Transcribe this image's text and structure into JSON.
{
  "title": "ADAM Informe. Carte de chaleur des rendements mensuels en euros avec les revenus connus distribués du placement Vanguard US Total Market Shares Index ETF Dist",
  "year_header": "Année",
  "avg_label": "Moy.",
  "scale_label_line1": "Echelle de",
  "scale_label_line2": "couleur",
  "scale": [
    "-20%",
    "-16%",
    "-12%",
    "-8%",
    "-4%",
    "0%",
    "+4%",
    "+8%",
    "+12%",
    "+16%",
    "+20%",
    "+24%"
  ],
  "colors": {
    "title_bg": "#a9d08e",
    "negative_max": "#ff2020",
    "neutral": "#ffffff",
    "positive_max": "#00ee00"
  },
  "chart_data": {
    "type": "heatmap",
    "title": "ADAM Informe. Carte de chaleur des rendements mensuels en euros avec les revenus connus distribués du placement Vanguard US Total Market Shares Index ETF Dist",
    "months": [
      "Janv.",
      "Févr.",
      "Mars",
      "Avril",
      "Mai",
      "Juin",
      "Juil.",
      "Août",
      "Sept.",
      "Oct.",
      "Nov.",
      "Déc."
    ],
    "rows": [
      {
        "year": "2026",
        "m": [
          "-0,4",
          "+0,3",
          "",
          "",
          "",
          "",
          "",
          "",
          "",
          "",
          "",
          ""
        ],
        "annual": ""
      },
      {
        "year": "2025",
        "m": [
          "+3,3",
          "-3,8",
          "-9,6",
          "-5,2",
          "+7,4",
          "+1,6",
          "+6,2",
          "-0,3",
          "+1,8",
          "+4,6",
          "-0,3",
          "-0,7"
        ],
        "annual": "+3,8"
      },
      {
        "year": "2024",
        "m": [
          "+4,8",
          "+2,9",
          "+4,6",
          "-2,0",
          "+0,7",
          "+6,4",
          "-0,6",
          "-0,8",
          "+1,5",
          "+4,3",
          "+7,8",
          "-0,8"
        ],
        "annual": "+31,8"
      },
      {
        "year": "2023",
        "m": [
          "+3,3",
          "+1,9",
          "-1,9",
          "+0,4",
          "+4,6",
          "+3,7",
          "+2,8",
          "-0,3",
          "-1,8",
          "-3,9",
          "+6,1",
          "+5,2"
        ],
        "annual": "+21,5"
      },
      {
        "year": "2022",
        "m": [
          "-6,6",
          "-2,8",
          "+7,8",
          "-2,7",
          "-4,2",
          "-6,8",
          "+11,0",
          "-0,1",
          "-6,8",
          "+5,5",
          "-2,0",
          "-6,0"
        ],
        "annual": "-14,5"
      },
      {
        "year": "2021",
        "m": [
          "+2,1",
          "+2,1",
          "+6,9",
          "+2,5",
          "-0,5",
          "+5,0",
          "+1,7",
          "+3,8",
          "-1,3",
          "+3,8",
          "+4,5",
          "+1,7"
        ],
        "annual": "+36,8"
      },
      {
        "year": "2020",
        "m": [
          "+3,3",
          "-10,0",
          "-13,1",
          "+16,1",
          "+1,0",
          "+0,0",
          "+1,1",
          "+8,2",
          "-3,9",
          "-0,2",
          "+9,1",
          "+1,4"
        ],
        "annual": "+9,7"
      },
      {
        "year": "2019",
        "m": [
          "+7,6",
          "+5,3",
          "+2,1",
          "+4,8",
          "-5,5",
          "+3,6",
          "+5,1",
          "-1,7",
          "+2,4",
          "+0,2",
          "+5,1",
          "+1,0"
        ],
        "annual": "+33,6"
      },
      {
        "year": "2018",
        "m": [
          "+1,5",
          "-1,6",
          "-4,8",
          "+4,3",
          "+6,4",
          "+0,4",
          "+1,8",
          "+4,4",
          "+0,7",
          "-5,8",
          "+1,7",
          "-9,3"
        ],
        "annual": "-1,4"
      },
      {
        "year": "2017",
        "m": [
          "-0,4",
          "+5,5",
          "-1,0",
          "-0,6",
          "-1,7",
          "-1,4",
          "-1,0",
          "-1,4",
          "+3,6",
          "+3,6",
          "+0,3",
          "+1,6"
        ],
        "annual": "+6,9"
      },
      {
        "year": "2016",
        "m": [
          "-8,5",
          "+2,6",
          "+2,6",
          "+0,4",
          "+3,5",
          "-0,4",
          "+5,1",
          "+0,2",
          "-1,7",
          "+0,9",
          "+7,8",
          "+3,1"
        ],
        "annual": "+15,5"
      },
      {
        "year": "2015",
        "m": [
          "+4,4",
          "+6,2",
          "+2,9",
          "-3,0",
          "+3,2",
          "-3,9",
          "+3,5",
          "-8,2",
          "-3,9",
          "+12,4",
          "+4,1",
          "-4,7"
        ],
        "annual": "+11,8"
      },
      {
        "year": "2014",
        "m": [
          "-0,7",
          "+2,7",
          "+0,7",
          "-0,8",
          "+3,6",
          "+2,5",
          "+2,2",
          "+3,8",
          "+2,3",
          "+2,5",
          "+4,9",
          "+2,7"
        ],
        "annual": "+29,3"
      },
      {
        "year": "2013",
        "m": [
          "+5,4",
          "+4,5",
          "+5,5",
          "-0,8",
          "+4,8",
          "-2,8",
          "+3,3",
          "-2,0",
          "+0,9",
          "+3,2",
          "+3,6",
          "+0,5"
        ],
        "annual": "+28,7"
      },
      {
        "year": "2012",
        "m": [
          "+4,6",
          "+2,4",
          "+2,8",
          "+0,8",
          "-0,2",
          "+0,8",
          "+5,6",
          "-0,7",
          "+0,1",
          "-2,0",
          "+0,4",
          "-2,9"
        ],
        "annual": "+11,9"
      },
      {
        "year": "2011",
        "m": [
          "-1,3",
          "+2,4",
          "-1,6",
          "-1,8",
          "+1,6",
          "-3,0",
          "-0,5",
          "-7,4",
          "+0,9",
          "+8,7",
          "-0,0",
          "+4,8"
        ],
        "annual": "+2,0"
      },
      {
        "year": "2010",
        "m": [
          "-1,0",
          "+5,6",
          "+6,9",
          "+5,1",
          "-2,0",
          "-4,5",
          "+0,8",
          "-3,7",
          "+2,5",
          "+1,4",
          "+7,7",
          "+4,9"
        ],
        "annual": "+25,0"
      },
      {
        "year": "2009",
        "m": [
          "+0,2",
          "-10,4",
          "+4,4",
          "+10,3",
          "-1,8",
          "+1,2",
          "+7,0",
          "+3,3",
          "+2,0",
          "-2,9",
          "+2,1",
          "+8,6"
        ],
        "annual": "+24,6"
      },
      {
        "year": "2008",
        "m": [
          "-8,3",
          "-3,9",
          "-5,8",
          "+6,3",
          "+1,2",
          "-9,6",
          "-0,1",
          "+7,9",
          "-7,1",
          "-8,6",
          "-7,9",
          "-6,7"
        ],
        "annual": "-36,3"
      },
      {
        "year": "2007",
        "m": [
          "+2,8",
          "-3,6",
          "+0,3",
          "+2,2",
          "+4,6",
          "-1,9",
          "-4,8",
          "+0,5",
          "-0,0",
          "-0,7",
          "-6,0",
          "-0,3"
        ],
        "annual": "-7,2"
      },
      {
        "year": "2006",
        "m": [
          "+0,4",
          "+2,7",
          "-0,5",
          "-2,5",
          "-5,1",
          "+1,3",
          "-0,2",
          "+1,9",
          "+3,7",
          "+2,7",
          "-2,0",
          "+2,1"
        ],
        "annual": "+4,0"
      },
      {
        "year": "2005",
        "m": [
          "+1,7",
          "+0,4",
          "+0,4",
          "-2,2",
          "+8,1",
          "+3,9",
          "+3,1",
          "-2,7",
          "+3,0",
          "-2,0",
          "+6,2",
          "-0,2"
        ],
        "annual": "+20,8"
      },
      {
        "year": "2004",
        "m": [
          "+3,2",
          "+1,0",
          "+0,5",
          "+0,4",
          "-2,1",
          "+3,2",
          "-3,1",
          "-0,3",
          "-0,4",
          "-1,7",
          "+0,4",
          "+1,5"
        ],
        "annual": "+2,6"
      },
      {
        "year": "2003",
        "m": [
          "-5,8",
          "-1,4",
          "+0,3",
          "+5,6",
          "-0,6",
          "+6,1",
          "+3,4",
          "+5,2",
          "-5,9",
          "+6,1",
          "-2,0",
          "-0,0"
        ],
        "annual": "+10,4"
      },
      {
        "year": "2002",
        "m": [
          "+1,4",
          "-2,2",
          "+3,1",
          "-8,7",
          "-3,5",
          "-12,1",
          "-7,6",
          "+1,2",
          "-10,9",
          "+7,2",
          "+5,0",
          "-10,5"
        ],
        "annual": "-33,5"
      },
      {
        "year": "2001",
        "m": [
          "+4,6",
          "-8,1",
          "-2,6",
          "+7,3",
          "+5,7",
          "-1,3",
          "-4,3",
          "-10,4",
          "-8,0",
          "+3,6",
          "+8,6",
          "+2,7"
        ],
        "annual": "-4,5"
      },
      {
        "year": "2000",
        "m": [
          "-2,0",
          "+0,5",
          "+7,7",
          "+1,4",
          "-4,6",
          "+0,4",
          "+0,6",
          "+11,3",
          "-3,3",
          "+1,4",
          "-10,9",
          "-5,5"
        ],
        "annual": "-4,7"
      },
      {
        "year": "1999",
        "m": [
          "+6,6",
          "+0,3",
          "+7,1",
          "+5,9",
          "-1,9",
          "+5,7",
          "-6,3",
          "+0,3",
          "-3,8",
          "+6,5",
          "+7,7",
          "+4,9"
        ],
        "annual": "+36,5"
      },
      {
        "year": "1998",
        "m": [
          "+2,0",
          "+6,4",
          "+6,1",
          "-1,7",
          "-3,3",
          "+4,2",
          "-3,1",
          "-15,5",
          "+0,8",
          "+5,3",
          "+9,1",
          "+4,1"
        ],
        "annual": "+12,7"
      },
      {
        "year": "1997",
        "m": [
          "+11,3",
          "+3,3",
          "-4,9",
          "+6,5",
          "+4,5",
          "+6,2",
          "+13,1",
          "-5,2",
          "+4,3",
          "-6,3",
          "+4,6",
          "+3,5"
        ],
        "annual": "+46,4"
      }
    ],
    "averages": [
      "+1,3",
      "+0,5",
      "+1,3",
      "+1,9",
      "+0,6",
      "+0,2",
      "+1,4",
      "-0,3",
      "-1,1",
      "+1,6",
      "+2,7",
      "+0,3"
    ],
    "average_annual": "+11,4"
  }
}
◆ ◆ ◆ ◆ ◆ ◆ ◆
=== Stated task ===
Look for lines containing the string "Dist" and copy them all.

=== Answer to the exercise ===
  "title": "ADAM Informe. Carte de chaleur des rendements mensuels en euros avec les revenus connus distribués du placement Vanguard US Total Market Shares Index ETF Dist",
    "title": "ADAM Informe. Carte de chaleur des rendements mensuels en euros avec les revenus connus distribués du placement Vanguard US Total Market Shares Index ETF Dist",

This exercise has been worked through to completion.